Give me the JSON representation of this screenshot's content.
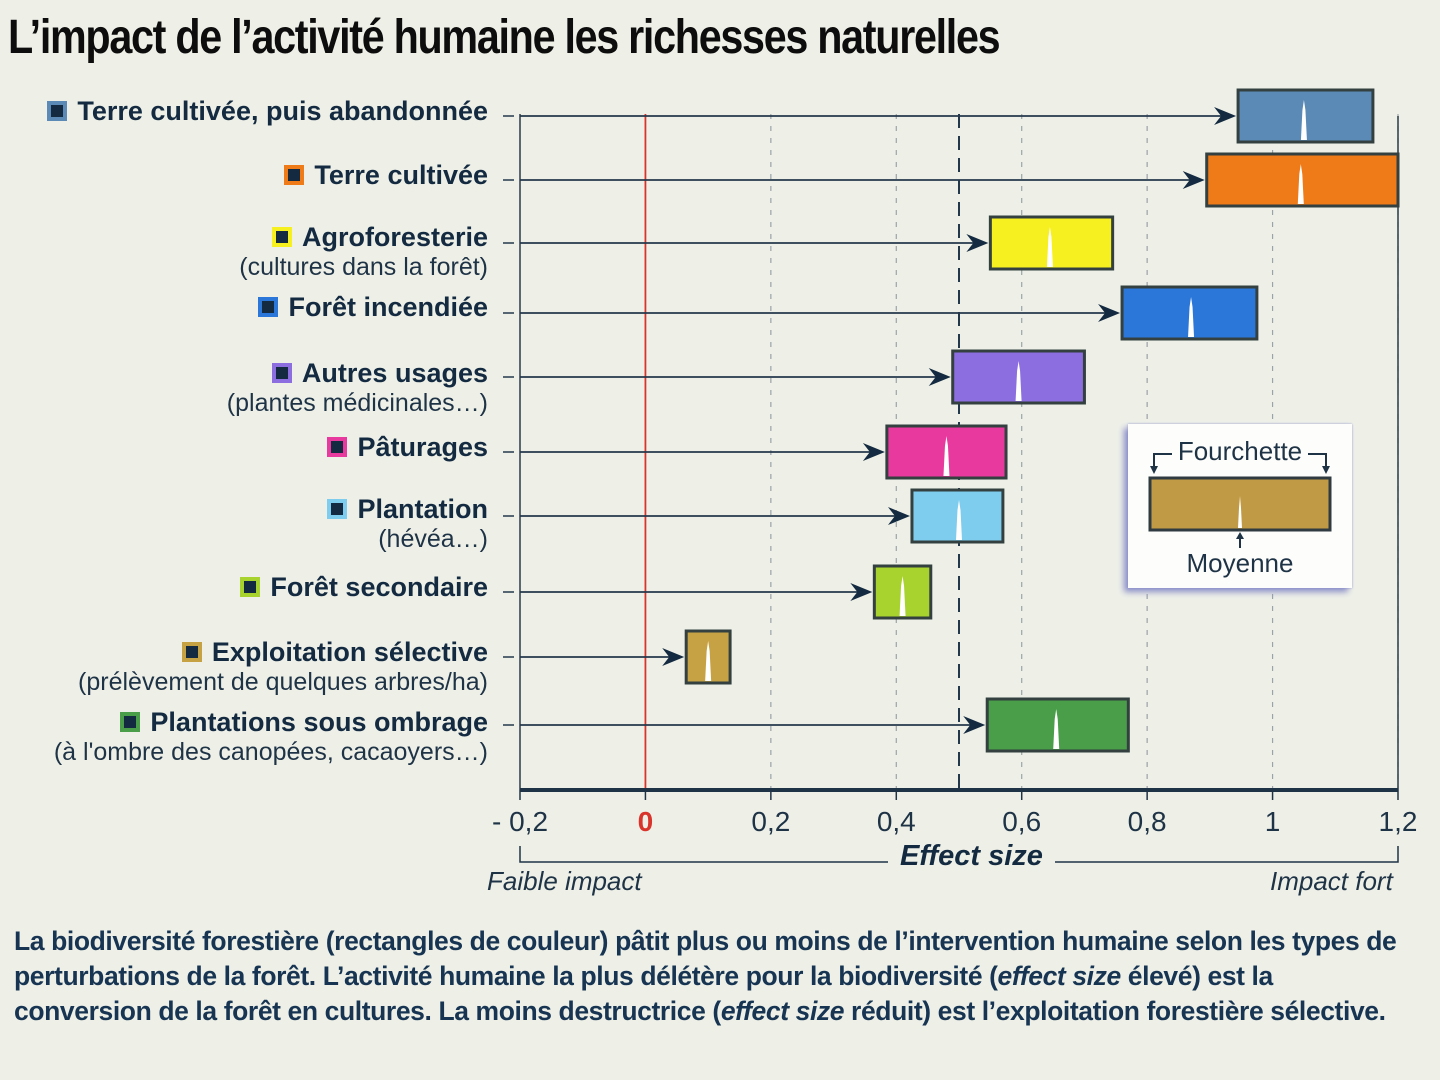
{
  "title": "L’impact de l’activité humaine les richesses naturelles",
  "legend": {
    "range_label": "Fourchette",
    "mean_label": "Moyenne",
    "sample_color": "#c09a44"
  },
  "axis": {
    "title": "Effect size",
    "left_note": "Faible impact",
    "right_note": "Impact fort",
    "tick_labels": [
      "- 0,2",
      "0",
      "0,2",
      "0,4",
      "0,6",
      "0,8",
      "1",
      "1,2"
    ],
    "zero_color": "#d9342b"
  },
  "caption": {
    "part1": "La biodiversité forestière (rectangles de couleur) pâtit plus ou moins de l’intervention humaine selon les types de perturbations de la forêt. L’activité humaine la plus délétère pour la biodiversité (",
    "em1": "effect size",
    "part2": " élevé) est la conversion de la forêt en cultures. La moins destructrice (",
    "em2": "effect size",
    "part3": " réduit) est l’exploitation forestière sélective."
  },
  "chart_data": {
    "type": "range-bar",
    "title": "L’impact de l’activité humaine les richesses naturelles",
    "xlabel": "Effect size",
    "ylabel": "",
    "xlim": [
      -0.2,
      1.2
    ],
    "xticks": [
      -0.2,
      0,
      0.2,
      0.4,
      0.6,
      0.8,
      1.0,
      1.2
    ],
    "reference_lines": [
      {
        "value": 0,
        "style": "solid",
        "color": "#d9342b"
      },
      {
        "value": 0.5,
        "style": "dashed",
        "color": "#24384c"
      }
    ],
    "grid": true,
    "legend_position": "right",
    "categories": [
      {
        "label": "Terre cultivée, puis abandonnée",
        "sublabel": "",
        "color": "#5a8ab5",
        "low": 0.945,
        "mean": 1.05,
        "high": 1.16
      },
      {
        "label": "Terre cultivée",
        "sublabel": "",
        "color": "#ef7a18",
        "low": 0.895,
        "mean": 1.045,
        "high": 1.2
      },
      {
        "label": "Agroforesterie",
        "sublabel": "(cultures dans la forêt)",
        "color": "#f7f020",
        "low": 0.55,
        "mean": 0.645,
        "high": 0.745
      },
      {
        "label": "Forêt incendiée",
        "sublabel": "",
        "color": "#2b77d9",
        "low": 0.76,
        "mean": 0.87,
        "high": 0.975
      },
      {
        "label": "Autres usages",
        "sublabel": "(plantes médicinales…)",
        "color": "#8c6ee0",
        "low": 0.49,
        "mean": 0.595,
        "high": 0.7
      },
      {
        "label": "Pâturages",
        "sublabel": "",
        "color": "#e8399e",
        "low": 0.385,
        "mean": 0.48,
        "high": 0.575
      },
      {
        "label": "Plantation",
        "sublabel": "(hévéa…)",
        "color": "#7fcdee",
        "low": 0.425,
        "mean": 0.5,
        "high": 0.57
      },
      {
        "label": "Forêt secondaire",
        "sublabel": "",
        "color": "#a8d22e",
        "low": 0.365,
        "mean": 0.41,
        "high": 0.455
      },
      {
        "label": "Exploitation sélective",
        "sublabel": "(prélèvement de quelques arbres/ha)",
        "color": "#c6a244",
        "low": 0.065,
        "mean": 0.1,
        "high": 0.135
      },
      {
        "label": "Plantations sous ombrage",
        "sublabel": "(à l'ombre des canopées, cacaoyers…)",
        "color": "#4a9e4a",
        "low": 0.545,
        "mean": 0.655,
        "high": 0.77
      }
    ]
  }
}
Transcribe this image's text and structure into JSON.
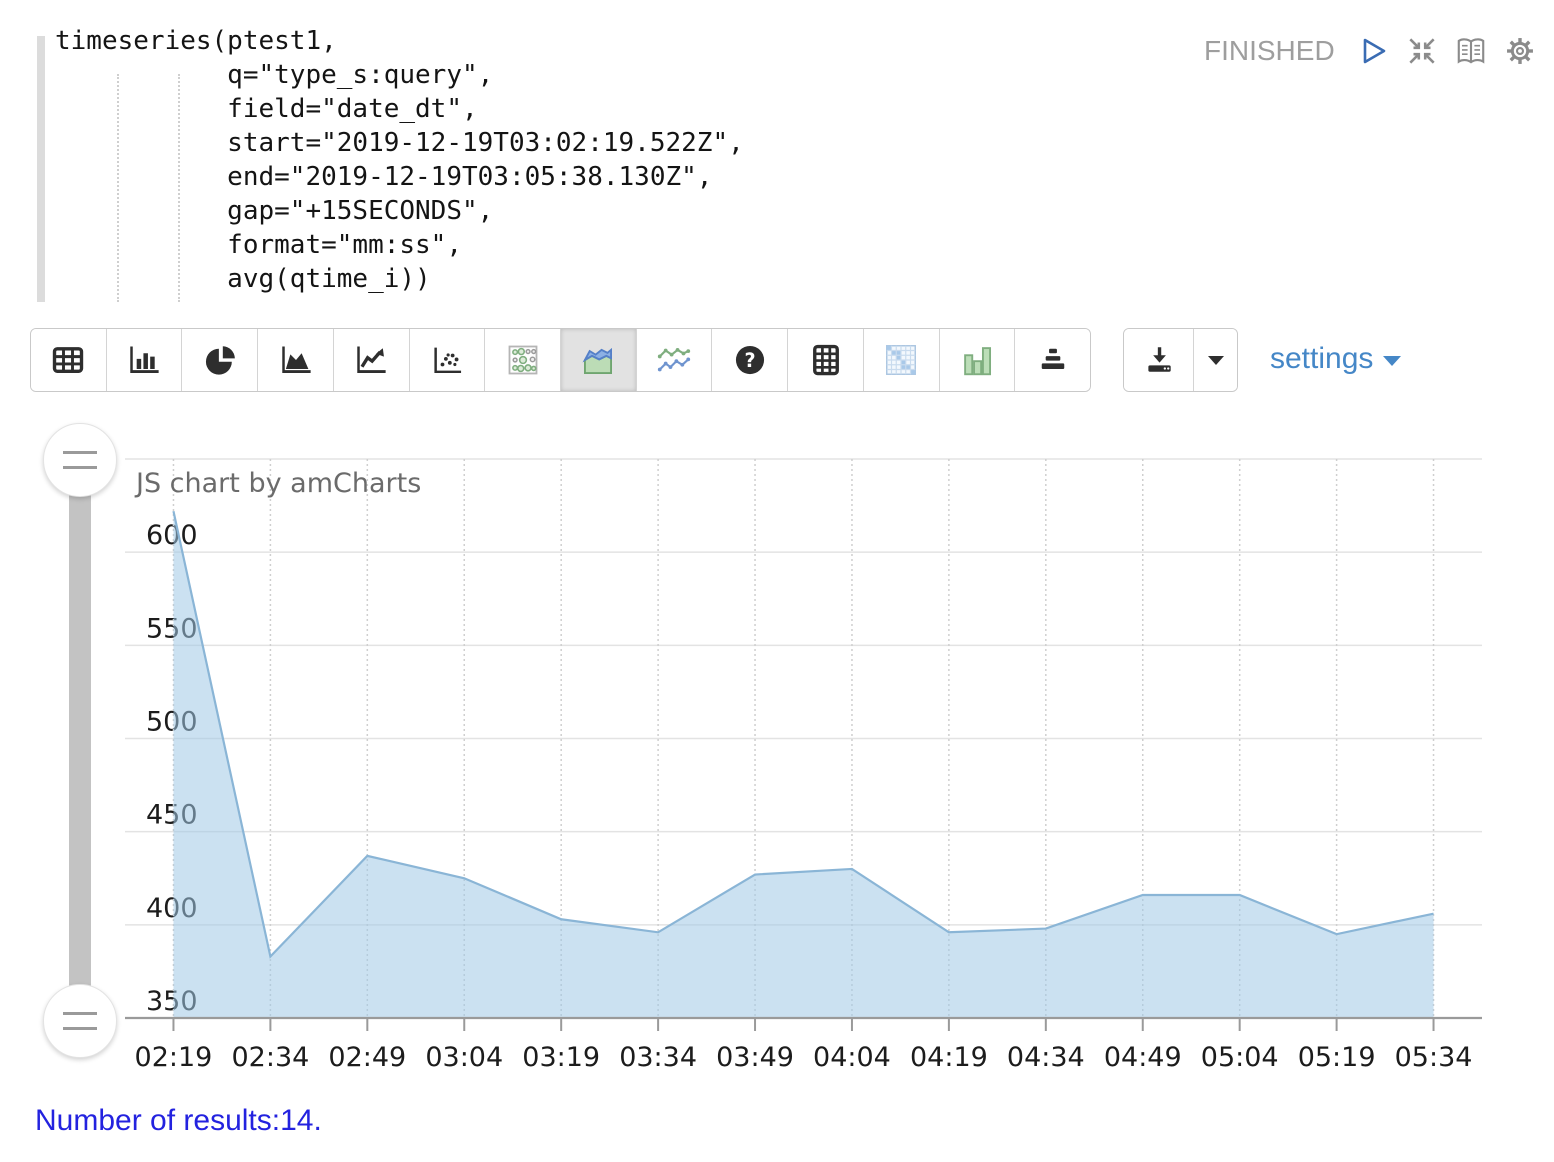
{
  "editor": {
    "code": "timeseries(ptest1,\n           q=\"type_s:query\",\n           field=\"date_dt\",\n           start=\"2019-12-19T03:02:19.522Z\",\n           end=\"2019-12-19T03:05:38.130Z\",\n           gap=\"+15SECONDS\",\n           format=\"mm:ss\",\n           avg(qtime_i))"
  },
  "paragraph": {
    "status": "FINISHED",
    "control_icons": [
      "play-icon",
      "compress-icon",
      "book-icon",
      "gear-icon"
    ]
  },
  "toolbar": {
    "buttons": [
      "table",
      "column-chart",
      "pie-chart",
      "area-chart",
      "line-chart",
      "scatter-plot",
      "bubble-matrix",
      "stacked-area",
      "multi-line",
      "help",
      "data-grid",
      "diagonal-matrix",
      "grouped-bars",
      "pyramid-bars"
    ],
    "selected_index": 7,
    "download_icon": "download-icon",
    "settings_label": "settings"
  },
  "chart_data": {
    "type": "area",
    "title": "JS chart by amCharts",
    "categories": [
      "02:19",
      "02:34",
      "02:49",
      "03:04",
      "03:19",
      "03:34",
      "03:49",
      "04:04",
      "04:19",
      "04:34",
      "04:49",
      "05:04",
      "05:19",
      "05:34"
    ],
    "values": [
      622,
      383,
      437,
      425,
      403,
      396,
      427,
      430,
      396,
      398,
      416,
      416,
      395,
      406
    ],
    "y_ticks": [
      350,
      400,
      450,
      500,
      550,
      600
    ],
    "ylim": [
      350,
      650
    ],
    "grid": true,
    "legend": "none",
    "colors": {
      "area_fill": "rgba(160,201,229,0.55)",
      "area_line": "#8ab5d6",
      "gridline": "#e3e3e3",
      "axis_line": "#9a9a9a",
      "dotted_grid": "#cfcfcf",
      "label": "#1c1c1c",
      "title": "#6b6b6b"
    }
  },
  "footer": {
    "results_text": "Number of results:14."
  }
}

☆ ☆ ☆ ☆ ☆

▶ Your instructions
Transcribe all entries above exactly. Drop the pictures.

▶ Correct answer
Give me the JSON representation of this screenshot's content.
{
  "title": "L’impact de l’activité humaine les richesses naturelles",
  "legend": {
    "range_label": "Fourchette",
    "mean_label": "Moyenne",
    "sample_color": "#c09a44"
  },
  "axis": {
    "title": "Effect size",
    "left_note": "Faible impact",
    "right_note": "Impact fort",
    "tick_labels": [
      "- 0,2",
      "0",
      "0,2",
      "0,4",
      "0,6",
      "0,8",
      "1",
      "1,2"
    ],
    "zero_color": "#d9342b"
  },
  "caption": {
    "part1": "La biodiversité forestière (rectangles de couleur) pâtit plus ou moins de l’intervention humaine selon les types de perturbations de la forêt. L’activité humaine la plus délétère pour la biodiversité (",
    "em1": "effect size",
    "part2": " élevé) est la conversion de la forêt en cultures. La moins destructrice (",
    "em2": "effect size",
    "part3": " réduit) est l’exploitation forestière sélective."
  },
  "chart_data": {
    "type": "range-bar",
    "title": "L’impact de l’activité humaine les richesses naturelles",
    "xlabel": "Effect size",
    "ylabel": "",
    "xlim": [
      -0.2,
      1.2
    ],
    "xticks": [
      -0.2,
      0,
      0.2,
      0.4,
      0.6,
      0.8,
      1.0,
      1.2
    ],
    "reference_lines": [
      {
        "value": 0,
        "style": "solid",
        "color": "#d9342b"
      },
      {
        "value": 0.5,
        "style": "dashed",
        "color": "#24384c"
      }
    ],
    "grid": true,
    "legend_position": "right",
    "categories": [
      {
        "label": "Terre cultivée, puis abandonnée",
        "sublabel": "",
        "color": "#5a8ab5",
        "low": 0.945,
        "mean": 1.05,
        "high": 1.16
      },
      {
        "label": "Terre cultivée",
        "sublabel": "",
        "color": "#ef7a18",
        "low": 0.895,
        "mean": 1.045,
        "high": 1.2
      },
      {
        "label": "Agroforesterie",
        "sublabel": "(cultures dans la forêt)",
        "color": "#f7f020",
        "low": 0.55,
        "mean": 0.645,
        "high": 0.745
      },
      {
        "label": "Forêt incendiée",
        "sublabel": "",
        "color": "#2b77d9",
        "low": 0.76,
        "mean": 0.87,
        "high": 0.975
      },
      {
        "label": "Autres usages",
        "sublabel": "(plantes médicinales…)",
        "color": "#8c6ee0",
        "low": 0.49,
        "mean": 0.595,
        "high": 0.7
      },
      {
        "label": "Pâturages",
        "sublabel": "",
        "color": "#e8399e",
        "low": 0.385,
        "mean": 0.48,
        "high": 0.575
      },
      {
        "label": "Plantation",
        "sublabel": "(hévéa…)",
        "color": "#7fcdee",
        "low": 0.425,
        "mean": 0.5,
        "high": 0.57
      },
      {
        "label": "Forêt secondaire",
        "sublabel": "",
        "color": "#a8d22e",
        "low": 0.365,
        "mean": 0.41,
        "high": 0.455
      },
      {
        "label": "Exploitation sélective",
        "sublabel": "(prélèvement de quelques arbres/ha)",
        "color": "#c6a244",
        "low": 0.065,
        "mean": 0.1,
        "high": 0.135
      },
      {
        "label": "Plantations sous ombrage",
        "sublabel": "(à l'ombre des canopées, cacaoyers…)",
        "color": "#4a9e4a",
        "low": 0.545,
        "mean": 0.655,
        "high": 0.77
      }
    ]
  }
}
Transcribe this image's text and structure into JSON.
{
  "editor": {
    "code": "timeseries(ptest1,\n           q=\"type_s:query\",\n           field=\"date_dt\",\n           start=\"2019-12-19T03:02:19.522Z\",\n           end=\"2019-12-19T03:05:38.130Z\",\n           gap=\"+15SECONDS\",\n           format=\"mm:ss\",\n           avg(qtime_i))"
  },
  "paragraph": {
    "status": "FINISHED",
    "control_icons": [
      "play-icon",
      "compress-icon",
      "book-icon",
      "gear-icon"
    ]
  },
  "toolbar": {
    "buttons": [
      "table",
      "column-chart",
      "pie-chart",
      "area-chart",
      "line-chart",
      "scatter-plot",
      "bubble-matrix",
      "stacked-area",
      "multi-line",
      "help",
      "data-grid",
      "diagonal-matrix",
      "grouped-bars",
      "pyramid-bars"
    ],
    "selected_index": 7,
    "download_icon": "download-icon",
    "settings_label": "settings"
  },
  "chart_data": {
    "type": "area",
    "title": "JS chart by amCharts",
    "categories": [
      "02:19",
      "02:34",
      "02:49",
      "03:04",
      "03:19",
      "03:34",
      "03:49",
      "04:04",
      "04:19",
      "04:34",
      "04:49",
      "05:04",
      "05:19",
      "05:34"
    ],
    "values": [
      622,
      383,
      437,
      425,
      403,
      396,
      427,
      430,
      396,
      398,
      416,
      416,
      395,
      406
    ],
    "y_ticks": [
      350,
      400,
      450,
      500,
      550,
      600
    ],
    "ylim": [
      350,
      650
    ],
    "grid": true,
    "legend": "none",
    "colors": {
      "area_fill": "rgba(160,201,229,0.55)",
      "area_line": "#8ab5d6",
      "gridline": "#e3e3e3",
      "axis_line": "#9a9a9a",
      "dotted_grid": "#cfcfcf",
      "label": "#1c1c1c",
      "title": "#6b6b6b"
    }
  },
  "footer": {
    "results_text": "Number of results:14."
  }
}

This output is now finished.